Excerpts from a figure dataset
==*==
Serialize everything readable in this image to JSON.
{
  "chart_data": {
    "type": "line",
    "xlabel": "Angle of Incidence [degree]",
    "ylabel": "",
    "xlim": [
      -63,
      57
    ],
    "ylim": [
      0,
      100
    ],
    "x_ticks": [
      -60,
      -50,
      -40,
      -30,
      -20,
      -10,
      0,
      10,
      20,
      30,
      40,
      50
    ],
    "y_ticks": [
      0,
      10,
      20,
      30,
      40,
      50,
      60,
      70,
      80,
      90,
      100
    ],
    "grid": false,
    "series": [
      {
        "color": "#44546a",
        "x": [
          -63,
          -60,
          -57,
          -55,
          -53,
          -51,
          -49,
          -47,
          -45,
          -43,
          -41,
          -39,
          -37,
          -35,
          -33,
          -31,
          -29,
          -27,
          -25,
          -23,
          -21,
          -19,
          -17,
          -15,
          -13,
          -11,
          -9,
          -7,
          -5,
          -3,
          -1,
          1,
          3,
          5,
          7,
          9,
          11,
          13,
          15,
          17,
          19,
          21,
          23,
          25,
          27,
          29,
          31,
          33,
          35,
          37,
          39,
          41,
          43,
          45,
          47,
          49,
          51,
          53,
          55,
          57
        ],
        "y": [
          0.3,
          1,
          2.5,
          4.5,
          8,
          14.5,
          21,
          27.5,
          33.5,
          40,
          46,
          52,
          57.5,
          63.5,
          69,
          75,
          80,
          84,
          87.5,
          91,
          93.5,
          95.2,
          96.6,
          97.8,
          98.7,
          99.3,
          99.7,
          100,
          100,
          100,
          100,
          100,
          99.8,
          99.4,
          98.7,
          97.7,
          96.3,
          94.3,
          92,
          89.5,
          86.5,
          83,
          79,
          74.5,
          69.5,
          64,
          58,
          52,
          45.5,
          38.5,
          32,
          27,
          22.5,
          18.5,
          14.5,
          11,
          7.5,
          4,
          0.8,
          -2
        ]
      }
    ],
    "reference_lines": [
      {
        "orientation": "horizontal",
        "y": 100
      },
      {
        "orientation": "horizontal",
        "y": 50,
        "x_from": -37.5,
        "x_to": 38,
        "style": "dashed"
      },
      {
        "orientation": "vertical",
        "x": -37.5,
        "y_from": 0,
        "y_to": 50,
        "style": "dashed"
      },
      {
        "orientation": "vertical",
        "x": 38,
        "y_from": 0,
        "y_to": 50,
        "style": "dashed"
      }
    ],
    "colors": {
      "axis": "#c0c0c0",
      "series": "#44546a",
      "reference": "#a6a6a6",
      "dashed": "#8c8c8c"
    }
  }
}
==*==
**Challenge:** Each entry must be reproduced verbatim.

**Task result:**
Serialize everything readable in this image to JSON.
{
  "chart_data": {
    "type": "line",
    "xlabel": "Angle of Incidence [degree]",
    "ylabel": "",
    "xlim": [
      -63,
      57
    ],
    "ylim": [
      0,
      100
    ],
    "x_ticks": [
      -60,
      -50,
      -40,
      -30,
      -20,
      -10,
      0,
      10,
      20,
      30,
      40,
      50
    ],
    "y_ticks": [
      0,
      10,
      20,
      30,
      40,
      50,
      60,
      70,
      80,
      90,
      100
    ],
    "grid": false,
    "series": [
      {
        "color": "#44546a",
        "x": [
          -63,
          -60,
          -57,
          -55,
          -53,
          -51,
          -49,
          -47,
          -45,
          -43,
          -41,
          -39,
          -37,
          -35,
          -33,
          -31,
          -29,
          -27,
          -25,
          -23,
          -21,
          -19,
          -17,
          -15,
          -13,
          -11,
          -9,
          -7,
          -5,
          -3,
          -1,
          1,
          3,
          5,
          7,
          9,
          11,
          13,
          15,
          17,
          19,
          21,
          23,
          25,
          27,
          29,
          31,
          33,
          35,
          37,
          39,
          41,
          43,
          45,
          47,
          49,
          51,
          53,
          55,
          57
        ],
        "y": [
          0.3,
          1,
          2.5,
          4.5,
          8,
          14.5,
          21,
          27.5,
          33.5,
          40,
          46,
          52,
          57.5,
          63.5,
          69,
          75,
          80,
          84,
          87.5,
          91,
          93.5,
          95.2,
          96.6,
          97.8,
          98.7,
          99.3,
          99.7,
          100,
          100,
          100,
          100,
          100,
          99.8,
          99.4,
          98.7,
          97.7,
          96.3,
          94.3,
          92,
          89.5,
          86.5,
          83,
          79,
          74.5,
          69.5,
          64,
          58,
          52,
          45.5,
          38.5,
          32,
          27,
          22.5,
          18.5,
          14.5,
          11,
          7.5,
          4,
          0.8,
          -2
        ]
      }
    ],
    "reference_lines": [
      {
        "orientation": "horizontal",
        "y": 100
      },
      {
        "orientation": "horizontal",
        "y": 50,
        "x_from": -37.5,
        "x_to": 38,
        "style": "dashed"
      },
      {
        "orientation": "vertical",
        "x": -37.5,
        "y_from": 0,
        "y_to": 50,
        "style": "dashed"
      },
      {
        "orientation": "vertical",
        "x": 38,
        "y_from": 0,
        "y_to": 50,
        "style": "dashed"
      }
    ],
    "colors": {
      "axis": "#c0c0c0",
      "series": "#44546a",
      "reference": "#a6a6a6",
      "dashed": "#8c8c8c"
    }
  }
}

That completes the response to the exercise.